>> start

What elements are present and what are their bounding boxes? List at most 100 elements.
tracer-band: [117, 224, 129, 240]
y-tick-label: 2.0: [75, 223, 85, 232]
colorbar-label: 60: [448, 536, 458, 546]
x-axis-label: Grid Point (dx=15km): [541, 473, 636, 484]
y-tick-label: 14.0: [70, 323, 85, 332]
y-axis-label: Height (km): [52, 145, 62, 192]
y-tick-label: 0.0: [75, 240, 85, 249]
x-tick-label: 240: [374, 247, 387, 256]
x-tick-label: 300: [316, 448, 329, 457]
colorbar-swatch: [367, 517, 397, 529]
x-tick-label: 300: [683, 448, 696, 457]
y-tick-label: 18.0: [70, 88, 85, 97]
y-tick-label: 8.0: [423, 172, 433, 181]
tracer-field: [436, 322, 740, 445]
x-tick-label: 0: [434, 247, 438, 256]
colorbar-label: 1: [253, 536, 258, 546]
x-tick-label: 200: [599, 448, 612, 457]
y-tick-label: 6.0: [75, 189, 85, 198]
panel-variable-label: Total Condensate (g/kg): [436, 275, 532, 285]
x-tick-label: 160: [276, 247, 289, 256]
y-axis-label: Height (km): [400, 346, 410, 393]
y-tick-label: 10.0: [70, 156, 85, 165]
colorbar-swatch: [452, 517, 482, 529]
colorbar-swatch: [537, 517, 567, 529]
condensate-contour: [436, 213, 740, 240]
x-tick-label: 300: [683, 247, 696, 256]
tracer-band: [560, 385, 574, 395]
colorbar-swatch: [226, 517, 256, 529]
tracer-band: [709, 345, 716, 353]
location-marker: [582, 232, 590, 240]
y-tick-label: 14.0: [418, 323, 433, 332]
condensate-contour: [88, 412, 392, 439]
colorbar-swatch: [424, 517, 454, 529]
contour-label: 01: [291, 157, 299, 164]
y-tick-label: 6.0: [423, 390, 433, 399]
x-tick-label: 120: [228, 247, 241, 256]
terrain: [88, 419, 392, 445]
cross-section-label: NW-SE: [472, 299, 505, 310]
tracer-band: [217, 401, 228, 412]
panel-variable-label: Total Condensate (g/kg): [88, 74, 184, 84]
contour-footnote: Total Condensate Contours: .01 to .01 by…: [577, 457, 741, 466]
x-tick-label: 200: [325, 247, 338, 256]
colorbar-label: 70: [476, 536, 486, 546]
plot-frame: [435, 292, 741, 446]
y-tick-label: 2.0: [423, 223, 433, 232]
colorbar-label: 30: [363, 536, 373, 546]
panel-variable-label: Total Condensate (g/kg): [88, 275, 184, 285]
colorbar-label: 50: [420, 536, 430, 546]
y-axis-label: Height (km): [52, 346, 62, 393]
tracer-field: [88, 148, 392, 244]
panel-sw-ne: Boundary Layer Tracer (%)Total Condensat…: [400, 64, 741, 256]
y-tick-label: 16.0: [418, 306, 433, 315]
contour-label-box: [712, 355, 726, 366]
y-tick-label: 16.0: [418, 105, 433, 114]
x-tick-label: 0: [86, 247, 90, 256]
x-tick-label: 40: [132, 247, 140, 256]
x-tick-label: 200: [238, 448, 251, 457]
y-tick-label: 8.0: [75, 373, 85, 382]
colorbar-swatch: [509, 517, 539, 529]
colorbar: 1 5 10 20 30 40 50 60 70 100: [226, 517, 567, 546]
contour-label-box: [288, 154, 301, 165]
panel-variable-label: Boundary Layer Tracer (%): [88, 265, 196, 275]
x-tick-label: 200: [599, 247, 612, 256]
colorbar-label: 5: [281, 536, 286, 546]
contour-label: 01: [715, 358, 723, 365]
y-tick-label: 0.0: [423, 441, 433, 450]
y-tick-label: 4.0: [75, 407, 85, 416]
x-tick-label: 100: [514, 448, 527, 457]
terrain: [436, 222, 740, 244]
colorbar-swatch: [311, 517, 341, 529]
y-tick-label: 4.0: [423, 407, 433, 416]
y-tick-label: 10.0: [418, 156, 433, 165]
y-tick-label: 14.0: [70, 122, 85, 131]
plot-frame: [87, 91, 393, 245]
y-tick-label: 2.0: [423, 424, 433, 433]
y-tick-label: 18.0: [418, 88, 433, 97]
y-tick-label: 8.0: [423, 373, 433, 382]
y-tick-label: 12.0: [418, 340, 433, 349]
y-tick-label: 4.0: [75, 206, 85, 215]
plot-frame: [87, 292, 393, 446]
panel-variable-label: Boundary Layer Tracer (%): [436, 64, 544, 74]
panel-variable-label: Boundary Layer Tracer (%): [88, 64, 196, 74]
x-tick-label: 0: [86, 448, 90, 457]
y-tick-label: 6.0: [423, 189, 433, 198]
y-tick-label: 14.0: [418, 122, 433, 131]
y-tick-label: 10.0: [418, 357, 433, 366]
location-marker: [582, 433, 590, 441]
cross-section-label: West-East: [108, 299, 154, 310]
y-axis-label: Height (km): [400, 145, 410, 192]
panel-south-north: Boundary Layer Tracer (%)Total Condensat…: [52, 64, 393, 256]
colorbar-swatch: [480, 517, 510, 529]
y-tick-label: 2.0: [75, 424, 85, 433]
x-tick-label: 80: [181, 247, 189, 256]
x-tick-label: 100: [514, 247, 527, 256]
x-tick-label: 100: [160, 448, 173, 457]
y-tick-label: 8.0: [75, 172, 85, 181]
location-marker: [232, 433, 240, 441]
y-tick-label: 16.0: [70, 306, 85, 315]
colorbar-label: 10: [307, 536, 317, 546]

>> end

*What the task requires*: Rewrite the rows from the very first one down through the line containing "y-tick-label: 0.0: [75, 240, 85, 249]", with "Height (km)" swapped for "Altitude (km)" and nothing else changed.

*Result of this exercise*:
What elements are present and what are their bounding boxes? List at most 100 elements.
tracer-band: [117, 224, 129, 240]
y-tick-label: 2.0: [75, 223, 85, 232]
colorbar-label: 60: [448, 536, 458, 546]
x-axis-label: Grid Point (dx=15km): [541, 473, 636, 484]
y-tick-label: 14.0: [70, 323, 85, 332]
y-axis-label: Altitude (km): [52, 145, 62, 192]
y-tick-label: 0.0: [75, 240, 85, 249]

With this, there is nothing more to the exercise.